▶ _CHALLENGE_
Restate the whole of the material. Keep every word, and drop the pictures.

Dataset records
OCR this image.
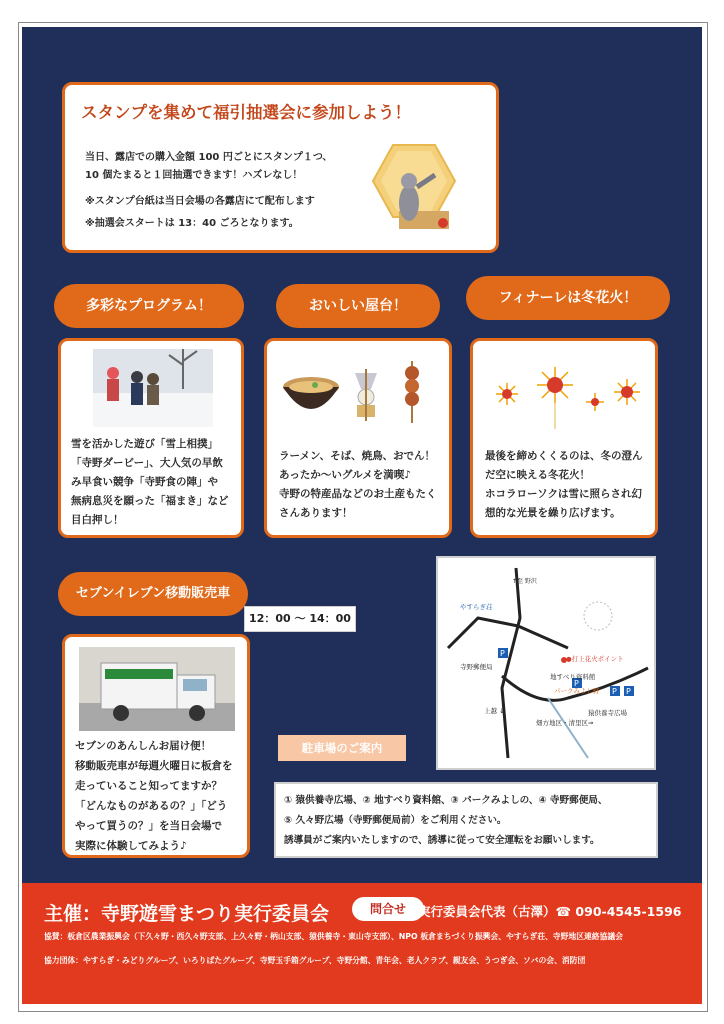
スタンプを集めて福引抽選会に参加しよう！
当日、露店での購入金額 100 円ごとにスタンプ１つ、
10 個たまると１回抽選できます！ハズレなし！
※スタンプ台紙は当日会場の各露店にて配布します
※抽選会スタートは 13：40 ごろとなります。
多彩なプログラム！	おいしい屋台！	フィナーレは冬花火！
雪を活かした遊び「雪上相撲」
「寺野ダービー」、大人気の早飲
み早食い競争「寺野食の陣」や
無病息災を願った「福まき」など
目白押し！
ラーメン、そば、焼鳥、おでん！
あったか〜いグルメを満喫♪
寺野の特産品などのお土産もたく
さんあります！
最後を締めくくるのは、冬の澄ん
だ空に映える冬花火！
ホコラローソクは雪に照らされ幻
想的な光景を繰り広げます。
セブンイレブン移動販売車
12：00 〜 14：00
セブンのあんしんお届け便！
移動販売車が毎週火曜日に板倉を
走っていること知ってますか？
「どんなものがあるの？」「どう
やって買うの？」を当日会場で
実際に体験してみよう♪
P
P
P P
↑至 野沢
やすらぎ荘
寺野郵便局
●打上花火ポイント
地すべり資料館
パークみよし野
猿供養寺広場
上越 ↓
畑方地区・清里区⇒
駐車場のご案内
① 猿供養寺広場、② 地すべり資料館、③ パークみよしの、④ 寺野郵便局、
⑤ 久々野広場（寺野郵便局前）をご利用ください。
誘導員がご案内いたしますので、誘導に従って安全運転をお願いします。
主催：寺野遊雪まつり実行委員会	問合せ 実行委員会代表（古澤）☎ 090-4545-1596
協賛：板倉区農業振興会（下久々野・西久々野支部、上久々野・柄山支部、猿供養寺・東山寺支部）、NPO 板倉まちづくり振興会、やすらぎ荘、寺野地区連絡協議会
協力団体：やすらぎ・みどりグループ、いろりばたグループ、寺野玉手箱グループ、寺野分館、青年会、老人クラブ、親友会、うつぎ会、ソバの会、消防団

▶ _WRITTEN REPLY_
OCR this image.
スタンプを集めて福引抽選会に参加しよう！
当日、露店での購入金額 100 円ごとにスタンプ１つ、
10 個たまると１回抽選できます！ハズレなし！
※スタンプ台紙は当日会場の各露店にて配布します
※抽選会スタートは 13：40 ごろとなります。
多彩なプログラム！	おいしい屋台！	フィナーレは冬花火！
雪を活かした遊び「雪上相撲」
「寺野ダービー」、大人気の早飲
み早食い競争「寺野食の陣」や
無病息災を願った「福まき」など
目白押し！
ラーメン、そば、焼鳥、おでん！
あったか〜いグルメを満喫♪
寺野の特産品などのお土産もたく
さんあります！
最後を締めくくるのは、冬の澄ん
だ空に映える冬花火！
ホコラローソクは雪に照らされ幻
想的な光景を繰り広げます。
セブンイレブン移動販売車
12：00 〜 14：00
セブンのあんしんお届け便！
移動販売車が毎週火曜日に板倉を
走っていること知ってますか？
「どんなものがあるの？」「どう
やって買うの？」を当日会場で
実際に体験してみよう♪
P
P
P P
↑至 野沢
やすらぎ荘
寺野郵便局
●打上花火ポイント
地すべり資料館
パークみよし野
猿供養寺広場
上越 ↓
畑方地区・清里区⇒
駐車場のご案内
① 猿供養寺広場、② 地すべり資料館、③ パークみよしの、④ 寺野郵便局、
⑤ 久々野広場（寺野郵便局前）をご利用ください。
誘導員がご案内いたしますので、誘導に従って安全運転をお願いします。
主催：寺野遊雪まつり実行委員会	問合せ 実行委員会代表（古澤）☎ 090-4545-1596
協賛：板倉区農業振興会（下久々野・西久々野支部、上久々野・柄山支部、猿供養寺・東山寺支部）、NPO 板倉まちづくり振興会、やすらぎ荘、寺野地区連絡協議会
協力団体：やすらぎ・みどりグループ、いろりばたグループ、寺野玉手箱グループ、寺野分館、青年会、老人クラブ、親友会、うつぎ会、ソバの会、消防団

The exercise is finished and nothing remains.